Instructions for the task: Extract each line where the string "info" shows up.

Records for the task start

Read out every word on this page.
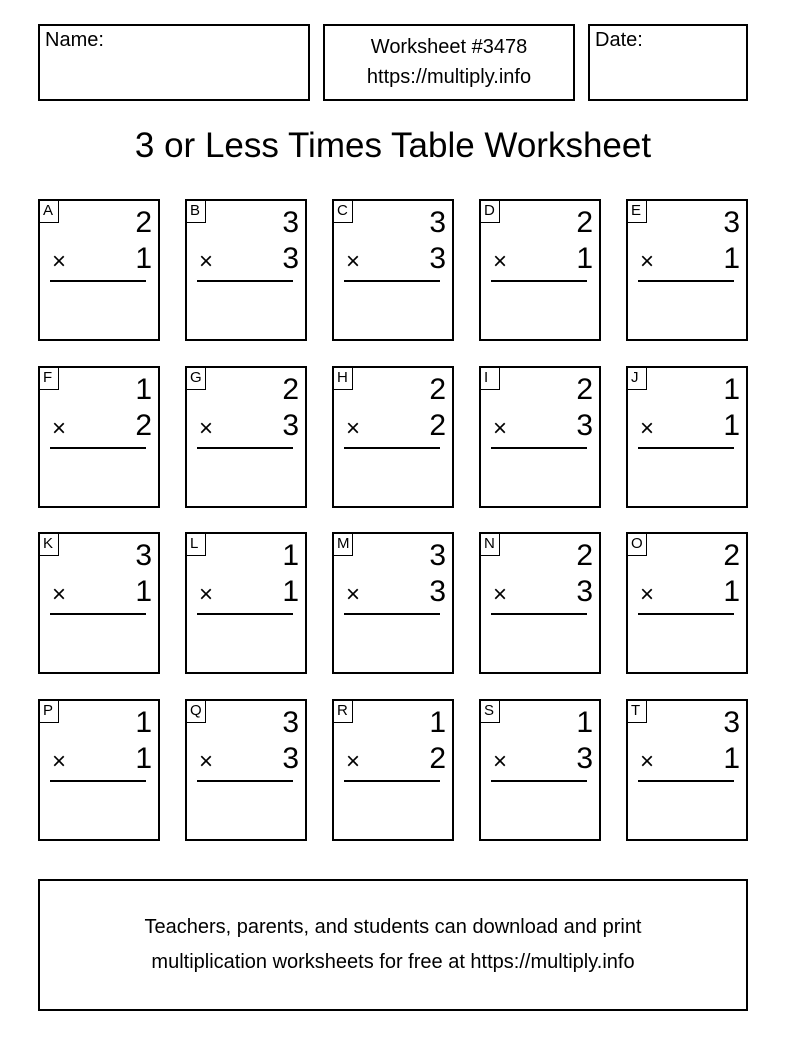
Name:	Worksheet #3478
https://multiply.info
Date:
3 or Less Times Table Worksheet
A	2
× 1
B	3
× 3
C	3
× 3
D	2
× 1
E	3
× 1
F	1
× 2
G	2
× 3
H	2
× 2
I	2
× 3
J	1
× 1
K	3
× 1
L	1
× 1
M	3
× 3
N	2
× 3
O	2
× 1
P	1
× 1
Q	3
× 3
R	1
× 2
S	1
× 3
T	3
× 1
Teachers, parents, and students can download and print
multiplication worksheets for free at https://multiply.info
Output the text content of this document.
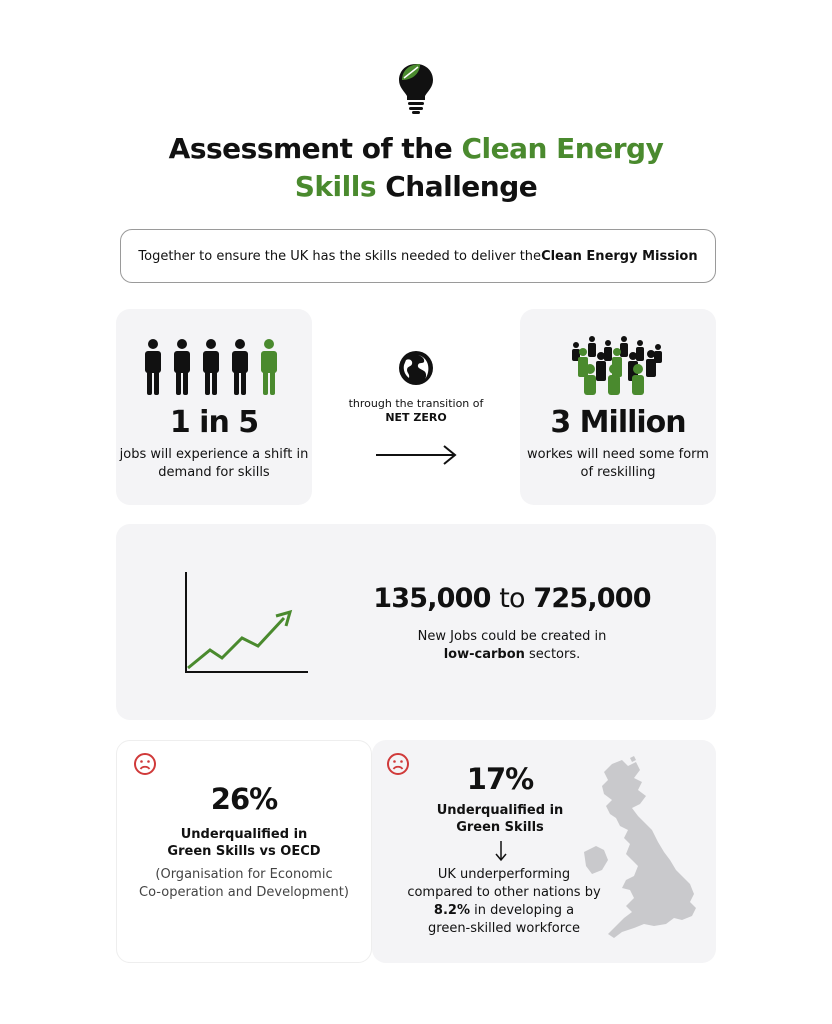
Assessment of the Clean Energy
Skills Challenge
Together to ensure the UK has the skills needed to deliver the Clean Energy Mission
1 in 5
jobs will experience a shift in demand for skills
through the transition of
NET ZERO	3 Million
workes will need some form of reskilling
135,000 to 725,000
New Jobs could be created in
low-carbon sectors.
26%
Underqualified in
Green Skills vs OECD
(Organisation for Economic
Co-operation and Development)
17%
Underqualified in
Green Skills
UK underperforming
compared to other nations by
8.2% in developing a
green-skilled workforce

Records for the task end

Finished answer:
https://multiply.info
multiplication worksheets for free at https://multiply.info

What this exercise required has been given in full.